====== Material shown ======

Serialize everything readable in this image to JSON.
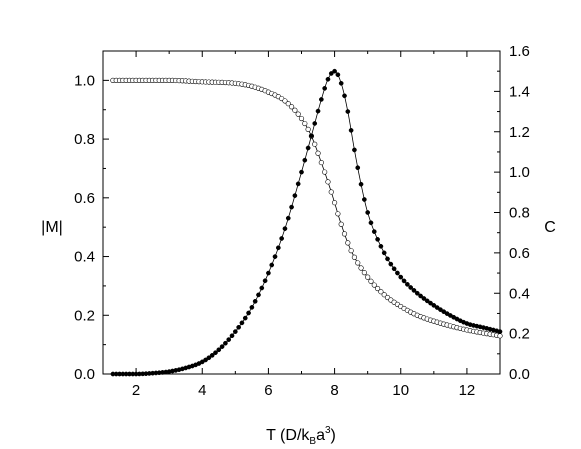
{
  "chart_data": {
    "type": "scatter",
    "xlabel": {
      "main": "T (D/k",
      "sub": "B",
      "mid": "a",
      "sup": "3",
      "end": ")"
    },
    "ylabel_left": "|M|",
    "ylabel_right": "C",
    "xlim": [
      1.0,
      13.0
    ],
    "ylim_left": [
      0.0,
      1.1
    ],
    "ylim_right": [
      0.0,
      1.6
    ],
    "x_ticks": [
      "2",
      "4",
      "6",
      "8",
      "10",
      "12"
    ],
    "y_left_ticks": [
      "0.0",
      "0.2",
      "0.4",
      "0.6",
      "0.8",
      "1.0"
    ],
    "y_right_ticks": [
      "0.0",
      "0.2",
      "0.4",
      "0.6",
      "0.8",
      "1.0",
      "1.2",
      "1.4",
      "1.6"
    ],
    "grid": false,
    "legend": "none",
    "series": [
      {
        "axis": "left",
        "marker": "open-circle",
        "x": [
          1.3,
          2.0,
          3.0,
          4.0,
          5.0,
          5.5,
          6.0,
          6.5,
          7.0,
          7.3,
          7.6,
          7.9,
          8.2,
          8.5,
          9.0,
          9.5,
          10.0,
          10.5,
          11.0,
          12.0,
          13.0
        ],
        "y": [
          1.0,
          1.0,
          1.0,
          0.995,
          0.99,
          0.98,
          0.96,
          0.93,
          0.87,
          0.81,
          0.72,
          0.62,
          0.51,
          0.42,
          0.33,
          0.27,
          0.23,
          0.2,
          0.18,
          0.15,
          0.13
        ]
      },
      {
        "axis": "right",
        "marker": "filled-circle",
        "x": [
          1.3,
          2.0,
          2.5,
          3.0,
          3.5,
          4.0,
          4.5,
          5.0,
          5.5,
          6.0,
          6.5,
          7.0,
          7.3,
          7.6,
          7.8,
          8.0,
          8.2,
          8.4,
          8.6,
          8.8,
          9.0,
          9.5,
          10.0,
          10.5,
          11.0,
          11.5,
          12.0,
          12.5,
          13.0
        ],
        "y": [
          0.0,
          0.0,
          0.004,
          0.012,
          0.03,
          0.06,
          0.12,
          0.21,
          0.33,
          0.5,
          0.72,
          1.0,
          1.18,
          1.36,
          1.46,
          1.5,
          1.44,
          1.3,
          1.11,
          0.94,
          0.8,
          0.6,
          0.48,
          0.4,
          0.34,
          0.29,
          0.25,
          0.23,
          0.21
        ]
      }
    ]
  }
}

======
====== Material shown ======

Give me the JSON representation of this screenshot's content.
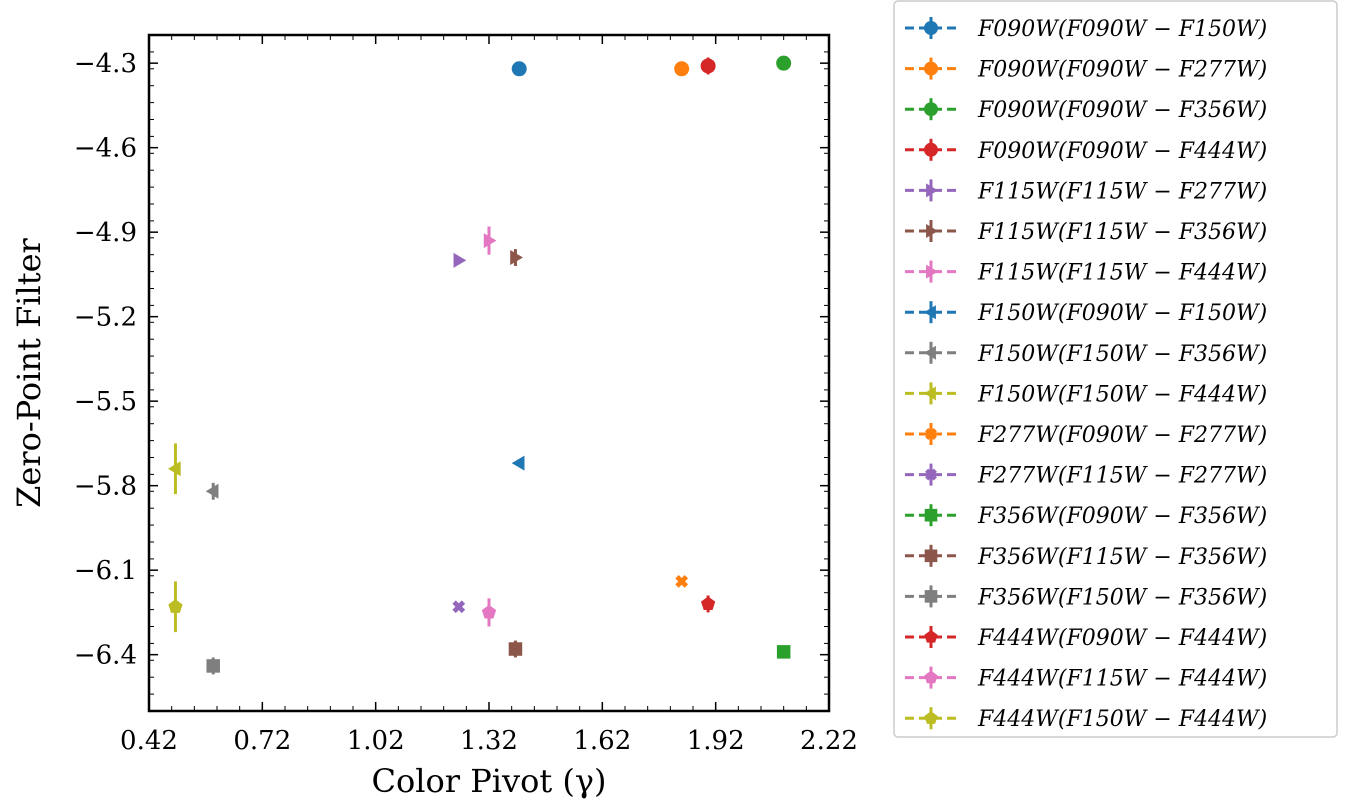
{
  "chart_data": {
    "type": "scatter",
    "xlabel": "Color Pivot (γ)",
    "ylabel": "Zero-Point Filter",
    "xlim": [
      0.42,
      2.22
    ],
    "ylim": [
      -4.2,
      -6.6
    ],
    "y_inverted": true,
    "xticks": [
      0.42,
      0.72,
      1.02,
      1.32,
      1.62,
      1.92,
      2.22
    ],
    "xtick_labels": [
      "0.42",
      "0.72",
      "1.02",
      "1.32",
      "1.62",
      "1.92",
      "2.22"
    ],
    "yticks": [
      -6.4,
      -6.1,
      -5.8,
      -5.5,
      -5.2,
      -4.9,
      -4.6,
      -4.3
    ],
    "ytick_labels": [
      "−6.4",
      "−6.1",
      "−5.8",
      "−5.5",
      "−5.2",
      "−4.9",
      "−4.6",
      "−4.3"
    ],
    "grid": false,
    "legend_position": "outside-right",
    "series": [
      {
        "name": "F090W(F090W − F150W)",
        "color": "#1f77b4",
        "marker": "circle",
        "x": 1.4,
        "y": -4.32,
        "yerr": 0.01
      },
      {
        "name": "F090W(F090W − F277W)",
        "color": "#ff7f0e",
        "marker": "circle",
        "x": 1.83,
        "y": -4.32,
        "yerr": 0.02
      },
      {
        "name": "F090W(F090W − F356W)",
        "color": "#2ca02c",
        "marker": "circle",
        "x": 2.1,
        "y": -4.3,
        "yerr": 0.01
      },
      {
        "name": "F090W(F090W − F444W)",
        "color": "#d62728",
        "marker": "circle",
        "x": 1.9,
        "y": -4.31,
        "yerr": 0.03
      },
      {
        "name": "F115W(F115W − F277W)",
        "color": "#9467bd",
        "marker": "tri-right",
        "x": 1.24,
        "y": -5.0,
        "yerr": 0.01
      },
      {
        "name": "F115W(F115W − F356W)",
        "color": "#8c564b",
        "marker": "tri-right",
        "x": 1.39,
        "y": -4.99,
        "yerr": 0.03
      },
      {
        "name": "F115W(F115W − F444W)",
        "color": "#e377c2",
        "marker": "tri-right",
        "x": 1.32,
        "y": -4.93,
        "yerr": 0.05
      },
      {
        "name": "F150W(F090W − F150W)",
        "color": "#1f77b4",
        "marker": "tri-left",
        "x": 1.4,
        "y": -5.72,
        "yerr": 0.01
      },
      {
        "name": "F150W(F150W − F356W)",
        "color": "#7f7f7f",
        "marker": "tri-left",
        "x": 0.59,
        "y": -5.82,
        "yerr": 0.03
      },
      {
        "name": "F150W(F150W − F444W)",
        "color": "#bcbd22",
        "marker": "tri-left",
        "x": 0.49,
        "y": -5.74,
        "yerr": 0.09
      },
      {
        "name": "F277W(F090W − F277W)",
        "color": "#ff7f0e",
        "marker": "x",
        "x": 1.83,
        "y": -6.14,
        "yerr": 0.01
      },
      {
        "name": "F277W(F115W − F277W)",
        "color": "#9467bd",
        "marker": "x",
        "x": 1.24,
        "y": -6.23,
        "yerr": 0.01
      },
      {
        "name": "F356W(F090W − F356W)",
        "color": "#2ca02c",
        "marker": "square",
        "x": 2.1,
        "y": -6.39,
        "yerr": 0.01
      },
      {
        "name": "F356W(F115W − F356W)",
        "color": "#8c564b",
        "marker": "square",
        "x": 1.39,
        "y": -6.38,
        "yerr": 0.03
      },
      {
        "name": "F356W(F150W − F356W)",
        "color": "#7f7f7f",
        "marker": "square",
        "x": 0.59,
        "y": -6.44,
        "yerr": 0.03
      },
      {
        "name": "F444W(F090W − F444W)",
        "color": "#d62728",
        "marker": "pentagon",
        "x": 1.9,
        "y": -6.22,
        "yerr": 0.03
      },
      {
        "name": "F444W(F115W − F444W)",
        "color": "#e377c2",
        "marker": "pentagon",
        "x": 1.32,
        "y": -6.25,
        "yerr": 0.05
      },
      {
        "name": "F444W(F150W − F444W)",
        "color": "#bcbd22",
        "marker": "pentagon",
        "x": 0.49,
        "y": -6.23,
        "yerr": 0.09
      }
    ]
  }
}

======

From the entries above, list each line with "this" in it.

Serialize everything readable in this image to JSON.
Give me the JSON representation of this screenshot's content.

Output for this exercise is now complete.